◆ **DATA SHOWN**:
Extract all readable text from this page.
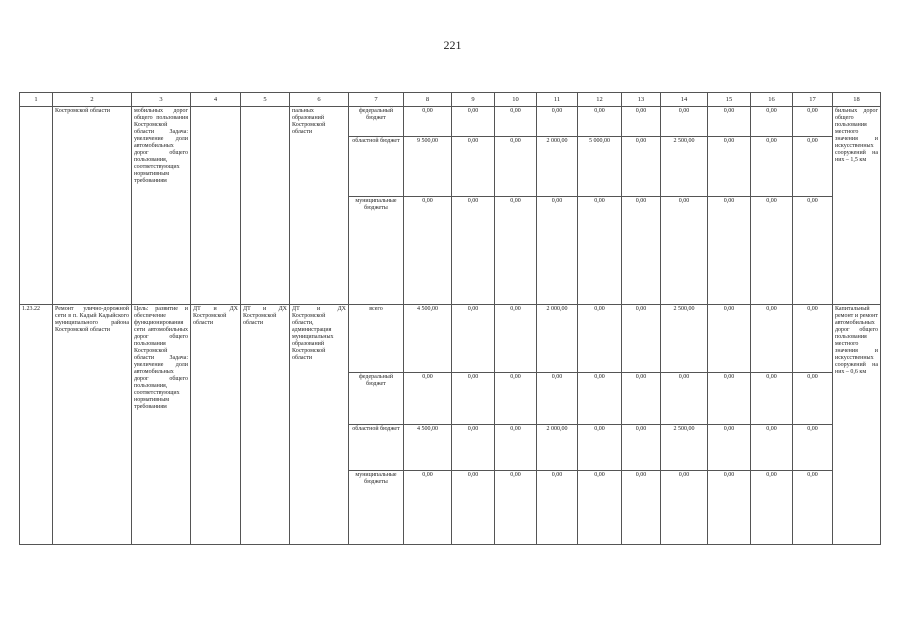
221
1	2	3	4	5	6	7	8	9	10	11	12	13	14	15	16	17	18
	Костромской области	мобильных дорог общего пользования Костромской области Задача: увеличение доли автомобильных дорог общего пользования, соответствующих нормативным требованиям			пальных образований Костромской области	федеральный бюджет	0,00	0,00	0,00	0,00	0,00	0,00	0,00	0,00	0,00	0,00	бильных дорог общего пользования местного значения и искусственных сооружений на них – 1,5 км
						областной бюджет	9 500,00	0,00	0,00	2 000,00	5 000,00	0,00	2 500,00	0,00	0,00	0,00	
						муниципальные бюджеты	0,00	0,00	0,00	0,00	0,00	0,00	0,00	0,00	0,00	0,00	
1.23.22	Ремонт улично-дорожной сети в п. Кадый Кадыйского муниципального района Костромской области	Цель: развитие и обеспечение функционирования сети автомобильных дорог общего пользования Костромской области Задача: увеличение доли автомобильных дорог общего пользования, соответствующих нормативным требованиям	ДТ и ДХ Костромской области	ДТ и ДХ Костромской области	ДТ и ДХ Костромской области, администрация муниципальных образований Костромской области	всего	4 500,00	0,00	0,00	2 000,00	0,00	0,00	2 500,00	0,00	0,00	0,00	Капитальный ремонт и ремонт автомобильных дорог общего пользования местного значения и искусственных сооружений на них – 0,6 км
						федеральный бюджет	0,00	0,00	0,00	0,00	0,00	0,00	0,00	0,00	0,00	0,00	
						областной бюджет	4 500,00	0,00	0,00	2 000,00	0,00	0,00	2 500,00	0,00	0,00	0,00	
						муниципальные бюджеты	0,00	0,00	0,00	0,00	0,00	0,00	0,00	0,00	0,00	0,00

◆ **INSTRUCTIONS TO FOLLOW**: Each line of the data should be quoted exactly, with pictures left out.

◆ **SOLVED EXERCISE**:
Extract all readable text from this page.
221
1	2	3	4	5	6	7	8	9	10	11	12	13	14	15	16	17	18
	Костромской области	мобильных дорог общего пользования Костромской области Задача: увеличение доли автомобильных дорог общего пользования, соответствующих нормативным требованиям			пальных образований Костромской области	федеральный бюджет	0,00	0,00	0,00	0,00	0,00	0,00	0,00	0,00	0,00	0,00	бильных дорог общего пользования местного значения и искусственных сооружений на них – 1,5 км
						областной бюджет	9 500,00	0,00	0,00	2 000,00	5 000,00	0,00	2 500,00	0,00	0,00	0,00	
						муниципальные бюджеты	0,00	0,00	0,00	0,00	0,00	0,00	0,00	0,00	0,00	0,00	
1.23.22	Ремонт улично-дорожной сети в п. Кадый Кадыйского муниципального района Костромской области	Цель: развитие и обеспечение функционирования сети автомобильных дорог общего пользования Костромской области Задача: увеличение доли автомобильных дорог общего пользования, соответствующих нормативным требованиям	ДТ и ДХ Костромской области	ДТ и ДХ Костромской области	ДТ и ДХ Костромской области, администрация муниципальных образований Костромской области	всего	4 500,00	0,00	0,00	2 000,00	0,00	0,00	2 500,00	0,00	0,00	0,00	Капитальный ремонт и ремонт автомобильных дорог общего пользования местного значения и искусственных сооружений на них – 0,6 км
						федеральный бюджет	0,00	0,00	0,00	0,00	0,00	0,00	0,00	0,00	0,00	0,00	
						областной бюджет	4 500,00	0,00	0,00	2 000,00	0,00	0,00	2 500,00	0,00	0,00	0,00	
						муниципальные бюджеты	0,00	0,00	0,00	0,00	0,00	0,00	0,00	0,00	0,00	0,00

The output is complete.